YOUR INSTRUCTIONS — Write the next part of the text on research publishing and digital re-invention, picking up after its final sentence.

As an observer of the debate and anchorman for the ensuing discussion I have waited ten days before adding my own view to all this. In truth, I cannot sum up the complexity and detail, or render the passion and eloquence of many of the arguments. But the cumulative effect on me was to sharpen the conclusion that I was witnessing something coming, however slowly, to an end. The debate about OA and Plan S is not an end in itself. Subscription publishing will never reassert itself and OA disappear. Nor will the world slowly become totally OA. The changes and the debate point to bigger and more fundamental changes. I was left feeling that just as we have been through Digital Replacement – all paper based content went digital – followed by Digital Transformation – the workflows and processes went digital and became wholly network interconnected – we now approach Digital Re-invention – in which the forms and artefacts of the analogue world themselves give way to digital connectivity which not only alters relationships in the network, but introduces the computer, the machine as reader and researcher, into the workflow. 

We are now in a situation where the old generalities are becoming useless. STM and HSS are near meaningless, given the differences between Life Sciences and Physics, or Chemistry, as research communication fields. Likewise statistical social sciences and humanities. And when I asked what the identifiable critical information problems of scientists were I got two answers – Reproducibility and Methodology. In other words, researchers were anxious to repeat previous experiments using the same or different data or conditions in order to see if results were the same, and they wished to explore the methods used by successful experiments  in order to justify a choice of methodology. Response to these demands requires that all of the data is available and connected by metadata, which is evidently not the case. And of course, specialist services will come into play to meet the needs – in these cases, and Ripeta and Gigantum (both new members at Digital Science). These are the type of tools that researchers will use. So what about the books, journals, articles? Who will read them? The answer of course is the intelligent machine, and the nomenclature will change as it becomes obvious that the machine is only interested in content-as-data, not in format at all.

(Records in a dataset)
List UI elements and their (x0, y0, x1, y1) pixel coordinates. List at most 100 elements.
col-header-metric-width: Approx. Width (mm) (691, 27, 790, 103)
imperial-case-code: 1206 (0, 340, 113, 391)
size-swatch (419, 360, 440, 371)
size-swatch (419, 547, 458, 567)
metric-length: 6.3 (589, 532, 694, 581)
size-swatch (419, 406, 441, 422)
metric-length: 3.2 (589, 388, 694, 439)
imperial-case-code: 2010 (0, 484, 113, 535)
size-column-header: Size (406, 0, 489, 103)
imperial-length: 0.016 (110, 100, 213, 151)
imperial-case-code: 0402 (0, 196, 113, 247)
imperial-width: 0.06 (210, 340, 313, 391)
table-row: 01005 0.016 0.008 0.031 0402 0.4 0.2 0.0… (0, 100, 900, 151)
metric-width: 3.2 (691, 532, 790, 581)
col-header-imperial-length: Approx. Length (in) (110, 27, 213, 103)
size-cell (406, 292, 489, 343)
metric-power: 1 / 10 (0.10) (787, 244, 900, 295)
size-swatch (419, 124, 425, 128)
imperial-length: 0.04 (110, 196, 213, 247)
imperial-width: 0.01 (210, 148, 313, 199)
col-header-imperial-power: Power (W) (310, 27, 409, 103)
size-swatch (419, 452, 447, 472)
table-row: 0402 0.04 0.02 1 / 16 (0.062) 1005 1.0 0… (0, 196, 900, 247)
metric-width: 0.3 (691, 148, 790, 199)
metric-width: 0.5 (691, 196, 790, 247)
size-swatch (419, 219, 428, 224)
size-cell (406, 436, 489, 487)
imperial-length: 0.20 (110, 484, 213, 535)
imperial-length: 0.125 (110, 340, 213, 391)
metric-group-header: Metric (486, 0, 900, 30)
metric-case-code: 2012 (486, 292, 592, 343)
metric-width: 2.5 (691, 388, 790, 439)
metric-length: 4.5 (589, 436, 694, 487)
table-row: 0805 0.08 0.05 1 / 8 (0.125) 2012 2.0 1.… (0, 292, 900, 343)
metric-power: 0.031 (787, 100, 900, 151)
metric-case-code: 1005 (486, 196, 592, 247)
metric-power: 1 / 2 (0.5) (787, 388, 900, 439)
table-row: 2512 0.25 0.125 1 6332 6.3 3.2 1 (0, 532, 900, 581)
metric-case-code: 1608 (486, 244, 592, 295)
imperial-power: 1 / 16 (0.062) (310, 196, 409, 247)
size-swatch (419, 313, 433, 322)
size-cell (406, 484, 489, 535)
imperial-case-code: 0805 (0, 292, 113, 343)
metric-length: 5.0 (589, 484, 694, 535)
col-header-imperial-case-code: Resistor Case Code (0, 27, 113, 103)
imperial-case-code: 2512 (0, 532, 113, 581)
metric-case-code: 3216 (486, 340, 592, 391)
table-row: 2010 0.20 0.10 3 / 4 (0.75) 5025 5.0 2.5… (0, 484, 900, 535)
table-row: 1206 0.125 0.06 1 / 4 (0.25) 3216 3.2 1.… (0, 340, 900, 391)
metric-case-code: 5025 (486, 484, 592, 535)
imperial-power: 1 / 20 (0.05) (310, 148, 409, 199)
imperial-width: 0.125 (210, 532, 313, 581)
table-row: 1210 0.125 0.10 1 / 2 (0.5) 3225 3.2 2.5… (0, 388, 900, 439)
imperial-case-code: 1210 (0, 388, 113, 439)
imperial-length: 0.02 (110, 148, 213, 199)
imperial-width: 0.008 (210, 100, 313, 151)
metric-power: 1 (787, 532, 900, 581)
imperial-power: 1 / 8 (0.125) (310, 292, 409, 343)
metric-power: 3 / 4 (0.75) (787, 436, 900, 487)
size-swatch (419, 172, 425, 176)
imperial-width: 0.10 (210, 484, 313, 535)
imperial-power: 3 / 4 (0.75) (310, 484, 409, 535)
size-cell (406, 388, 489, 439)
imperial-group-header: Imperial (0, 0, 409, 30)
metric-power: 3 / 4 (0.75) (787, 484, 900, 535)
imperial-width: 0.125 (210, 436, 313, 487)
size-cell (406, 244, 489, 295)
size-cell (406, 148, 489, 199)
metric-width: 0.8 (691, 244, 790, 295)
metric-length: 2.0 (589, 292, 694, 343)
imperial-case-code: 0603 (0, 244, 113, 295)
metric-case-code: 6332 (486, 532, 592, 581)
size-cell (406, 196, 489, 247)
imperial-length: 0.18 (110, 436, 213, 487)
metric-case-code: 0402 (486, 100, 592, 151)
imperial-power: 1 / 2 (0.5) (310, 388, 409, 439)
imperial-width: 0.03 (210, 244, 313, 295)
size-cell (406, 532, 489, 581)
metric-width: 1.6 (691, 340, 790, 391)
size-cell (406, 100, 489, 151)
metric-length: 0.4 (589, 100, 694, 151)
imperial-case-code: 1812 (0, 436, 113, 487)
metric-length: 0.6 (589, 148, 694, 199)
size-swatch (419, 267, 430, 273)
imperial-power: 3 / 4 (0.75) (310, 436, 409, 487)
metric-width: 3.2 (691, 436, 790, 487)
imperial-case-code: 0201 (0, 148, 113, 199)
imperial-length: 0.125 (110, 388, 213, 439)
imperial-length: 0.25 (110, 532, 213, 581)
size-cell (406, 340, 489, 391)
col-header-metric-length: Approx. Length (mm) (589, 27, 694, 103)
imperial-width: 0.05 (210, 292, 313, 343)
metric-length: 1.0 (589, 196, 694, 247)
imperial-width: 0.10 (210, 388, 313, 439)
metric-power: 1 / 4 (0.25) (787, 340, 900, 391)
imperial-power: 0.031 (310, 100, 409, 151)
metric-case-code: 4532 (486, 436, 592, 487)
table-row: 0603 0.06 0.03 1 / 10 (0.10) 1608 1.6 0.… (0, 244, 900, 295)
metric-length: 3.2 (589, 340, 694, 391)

EXPECTED ANSWER —
I asked, again and in vain, whether any publishers present had an idea of the current proportion of usage made by non search bot machines. But the fact is we are not measuring this. And we all nodded when someone said the next generation just want to get the preprint done and stop there – getting something into the network with a growing confidence that it will be found seems to be the thing. We are certainly getting smarter at measuring impact and dissemination, though still behind the curve in accomplishing those vital matters. And, Lordy, Lordy, we do have an industry hang up about the way academics are rewarded with tenure and grant support. Is it so frightening for us to imagine change here because we have hung the future of academic publishing around the neck of an archaic system of academic rewards? Why is it that we always think that change only occurs in our sub sector and the rest of the world stays constant? There is already movement around impact factors in academic review systems. The very fact of PlanS shows funders getting more interested in measuring impact and increasing dissemination. The only certainty about a network is that when one position alters, so do all the rest. 

So my concerns about this sector remain  more about the pace of change than the direction. Work like the eLife Reproducible Document Stack (RDS) is fascinating in this regard – will we interconnect the research lab manuals and review the work in progress at some point? Or will publishing be an automated function of the RDS in time. Whatever happens, we will always need the presence of cross industry multi-disciplinary groups like Fiesole to get the vital perspective, the view from a hill.